__WHAT THIS EXERCISE ASKS__:
1. Answer these from the command reference:
(a) Which command is `alchemy plan` said to be equivalent to?
(b) In what order does `alchemy destroy` remove resources?
(c) Where do Workers run during `alchemy dev`?
2. Transcribe the stretch of the command reference from "- Bucket (Cloudflare.R2Bucket)" through "destroy (defaults to dev_$USER)".

Preview what would change without applying anything. Equivalent to alchemy deploy --dry-run.

Terminal window
alchemy plan [file] [options]
Plan: 1 to create, 1 to update

+ Queue (AWS.SQS.Queue)
~ Worker (Cloudflare.Worker)

The plan uses + for creates, ~ for updates, - for deletes, and for no-ops. No approval prompt is shown and no changes are made.

OptionDescription
--stage <name>Stage to plan against (defaults to dev_$USER)
--env-file <path>Load environment variables from a file

Delete every resource in a stack. Computes a plan where all existing resources are marked for deletion, asks for approval, and removes them in dependency order.

Terminal window
alchemy destroy [file] [options]
Plan: 2 to delete

- Worker (Cloudflare.Worker)
- Bucket (Cloudflare.R2Bucket)

Proceed?
◉ Yes ○ No
 Worker (Cloudflare.Worker) deleted
 Bucket (Cloudflare.R2Bucket) deleted
OptionDescription
--stage <name>Stage to destroy (defaults to dev_$USER)
--yesSkip the approval prompt
--dry-runShow what would be deleted without actually deleting
--env-file <path>Load environment variables from a file
Terminal window
# Destroy a PR preview environment
alchemy destroy --stage pr-42 --yes

Run your stack in development mode with hot reloading.

Terminal window
alchemy dev [file] [options]

Resources are deployed to the cloud while Workers run locally in workerd. File changes trigger automatic rebuilds and hot reloads.

OptionDescription
--stage <name>Stage to use for dev (defaults to dev_$USER)
--env-file <path>Load environment variables from a file
Terminal window
# Start dev mode
alchemy dev
# Use a custom stage
alchemy dev --stage dev

Stream live logs from deployed resources in real time.

__DATASET CONTENT__:
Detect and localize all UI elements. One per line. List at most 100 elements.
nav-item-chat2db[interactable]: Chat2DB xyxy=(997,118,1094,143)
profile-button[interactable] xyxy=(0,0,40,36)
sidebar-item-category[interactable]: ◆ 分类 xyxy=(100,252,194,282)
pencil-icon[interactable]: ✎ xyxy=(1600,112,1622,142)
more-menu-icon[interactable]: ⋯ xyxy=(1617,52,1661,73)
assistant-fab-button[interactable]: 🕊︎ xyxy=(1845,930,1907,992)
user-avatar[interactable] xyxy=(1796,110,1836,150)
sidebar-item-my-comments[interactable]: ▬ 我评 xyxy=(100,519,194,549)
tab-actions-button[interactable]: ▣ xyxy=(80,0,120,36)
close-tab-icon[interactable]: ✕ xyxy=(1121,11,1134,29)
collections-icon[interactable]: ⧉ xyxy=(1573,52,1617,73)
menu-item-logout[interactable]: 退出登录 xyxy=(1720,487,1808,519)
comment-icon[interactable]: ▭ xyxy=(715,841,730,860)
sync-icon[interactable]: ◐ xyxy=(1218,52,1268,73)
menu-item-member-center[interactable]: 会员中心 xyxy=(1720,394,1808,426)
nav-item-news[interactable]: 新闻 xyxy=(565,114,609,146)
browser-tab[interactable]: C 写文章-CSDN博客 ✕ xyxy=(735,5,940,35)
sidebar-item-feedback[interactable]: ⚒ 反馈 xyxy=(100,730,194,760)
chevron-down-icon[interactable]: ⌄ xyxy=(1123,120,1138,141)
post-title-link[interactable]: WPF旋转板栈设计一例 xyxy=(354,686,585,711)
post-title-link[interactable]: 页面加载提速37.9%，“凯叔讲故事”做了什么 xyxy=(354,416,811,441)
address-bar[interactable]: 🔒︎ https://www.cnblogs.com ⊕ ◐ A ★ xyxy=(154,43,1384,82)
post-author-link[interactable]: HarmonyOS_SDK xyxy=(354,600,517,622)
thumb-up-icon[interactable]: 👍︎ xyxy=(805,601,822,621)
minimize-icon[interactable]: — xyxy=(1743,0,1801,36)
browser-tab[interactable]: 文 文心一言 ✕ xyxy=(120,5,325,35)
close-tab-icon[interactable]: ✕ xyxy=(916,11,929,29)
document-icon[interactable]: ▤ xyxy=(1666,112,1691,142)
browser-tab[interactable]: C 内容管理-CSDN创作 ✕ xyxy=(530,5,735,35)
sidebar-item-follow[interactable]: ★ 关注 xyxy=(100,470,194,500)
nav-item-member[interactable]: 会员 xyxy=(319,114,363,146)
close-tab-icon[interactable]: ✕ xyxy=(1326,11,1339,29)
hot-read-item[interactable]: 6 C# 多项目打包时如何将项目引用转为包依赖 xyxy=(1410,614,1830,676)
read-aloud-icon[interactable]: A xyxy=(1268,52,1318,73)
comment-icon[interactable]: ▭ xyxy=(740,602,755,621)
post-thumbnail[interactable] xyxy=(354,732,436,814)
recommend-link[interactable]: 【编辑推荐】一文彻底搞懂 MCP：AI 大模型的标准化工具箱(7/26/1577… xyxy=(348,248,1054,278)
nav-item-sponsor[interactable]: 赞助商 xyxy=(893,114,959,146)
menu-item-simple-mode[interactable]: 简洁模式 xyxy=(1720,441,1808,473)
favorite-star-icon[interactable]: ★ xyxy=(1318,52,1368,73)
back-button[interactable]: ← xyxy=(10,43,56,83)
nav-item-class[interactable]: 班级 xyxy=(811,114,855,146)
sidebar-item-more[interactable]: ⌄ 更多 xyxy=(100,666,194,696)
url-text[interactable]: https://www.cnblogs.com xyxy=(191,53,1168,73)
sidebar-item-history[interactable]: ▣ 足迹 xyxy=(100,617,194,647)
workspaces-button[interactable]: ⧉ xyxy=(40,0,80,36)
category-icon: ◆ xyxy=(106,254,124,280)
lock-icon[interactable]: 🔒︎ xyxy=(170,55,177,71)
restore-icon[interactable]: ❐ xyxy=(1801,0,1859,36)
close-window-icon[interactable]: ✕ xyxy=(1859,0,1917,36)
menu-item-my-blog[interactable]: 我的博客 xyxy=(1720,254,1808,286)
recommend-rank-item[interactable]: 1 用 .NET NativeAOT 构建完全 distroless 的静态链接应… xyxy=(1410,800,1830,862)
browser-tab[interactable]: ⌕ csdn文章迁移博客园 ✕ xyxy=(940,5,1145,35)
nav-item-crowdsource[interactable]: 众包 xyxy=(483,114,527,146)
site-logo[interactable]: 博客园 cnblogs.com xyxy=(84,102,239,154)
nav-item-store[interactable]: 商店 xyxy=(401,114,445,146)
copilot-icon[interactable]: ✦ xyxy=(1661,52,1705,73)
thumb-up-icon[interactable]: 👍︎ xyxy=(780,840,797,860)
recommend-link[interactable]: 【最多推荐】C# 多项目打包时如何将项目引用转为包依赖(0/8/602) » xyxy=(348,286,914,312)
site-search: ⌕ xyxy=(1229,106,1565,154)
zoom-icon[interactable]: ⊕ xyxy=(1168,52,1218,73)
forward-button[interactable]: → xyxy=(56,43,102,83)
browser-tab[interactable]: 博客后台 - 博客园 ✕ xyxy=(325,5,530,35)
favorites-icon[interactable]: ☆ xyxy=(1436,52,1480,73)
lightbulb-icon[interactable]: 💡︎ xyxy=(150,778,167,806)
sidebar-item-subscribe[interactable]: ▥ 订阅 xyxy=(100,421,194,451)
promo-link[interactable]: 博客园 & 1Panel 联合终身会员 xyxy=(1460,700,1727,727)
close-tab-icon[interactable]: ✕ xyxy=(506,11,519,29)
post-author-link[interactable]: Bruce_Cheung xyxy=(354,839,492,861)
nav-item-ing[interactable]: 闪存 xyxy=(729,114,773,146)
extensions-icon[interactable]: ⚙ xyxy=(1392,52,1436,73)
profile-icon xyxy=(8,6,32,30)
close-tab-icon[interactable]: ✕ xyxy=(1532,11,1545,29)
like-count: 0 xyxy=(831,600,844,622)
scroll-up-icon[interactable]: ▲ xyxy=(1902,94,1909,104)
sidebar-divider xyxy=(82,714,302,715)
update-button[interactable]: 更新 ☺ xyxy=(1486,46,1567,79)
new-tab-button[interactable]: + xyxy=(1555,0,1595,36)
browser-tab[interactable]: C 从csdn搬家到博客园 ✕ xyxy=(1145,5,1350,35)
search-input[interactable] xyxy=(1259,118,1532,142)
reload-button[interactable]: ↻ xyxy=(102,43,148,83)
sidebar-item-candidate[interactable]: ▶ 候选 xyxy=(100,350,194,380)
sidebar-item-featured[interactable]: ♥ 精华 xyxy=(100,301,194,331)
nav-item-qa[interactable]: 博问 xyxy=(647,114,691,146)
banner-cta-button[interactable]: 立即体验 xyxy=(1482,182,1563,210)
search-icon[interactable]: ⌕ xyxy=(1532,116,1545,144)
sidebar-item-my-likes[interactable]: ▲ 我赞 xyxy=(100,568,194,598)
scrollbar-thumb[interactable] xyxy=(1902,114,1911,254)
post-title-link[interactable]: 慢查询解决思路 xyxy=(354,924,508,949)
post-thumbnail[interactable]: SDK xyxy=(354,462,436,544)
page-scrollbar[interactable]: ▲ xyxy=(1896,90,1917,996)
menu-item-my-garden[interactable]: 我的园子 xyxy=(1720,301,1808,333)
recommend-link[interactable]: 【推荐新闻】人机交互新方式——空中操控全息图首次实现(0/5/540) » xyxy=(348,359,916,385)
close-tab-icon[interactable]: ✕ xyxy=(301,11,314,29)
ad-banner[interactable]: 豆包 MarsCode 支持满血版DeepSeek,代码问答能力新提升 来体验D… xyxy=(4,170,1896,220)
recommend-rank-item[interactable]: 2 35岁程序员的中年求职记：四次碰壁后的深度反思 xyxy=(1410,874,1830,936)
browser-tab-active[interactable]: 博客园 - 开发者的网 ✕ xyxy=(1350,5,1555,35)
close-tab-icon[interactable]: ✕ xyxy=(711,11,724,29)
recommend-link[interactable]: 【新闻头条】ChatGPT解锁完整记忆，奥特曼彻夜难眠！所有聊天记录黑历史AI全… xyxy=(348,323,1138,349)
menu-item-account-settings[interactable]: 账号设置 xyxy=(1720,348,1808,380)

__OUTPUTS BY TASK__:
1.
(a) `alchemy deploy --dry-run`
(b) In dependency order
(c) Locally in workerd

2.
- Bucket (Cloudflare.R2Bucket)

Proceed?
◉ Yes ○ No
 Worker (Cloudflare.Worker) deleted
 Bucket (Cloudflare.R2Bucket) deleted
OptionDescription
--stage <name>Stage to destroy (defaults to dev_$USER)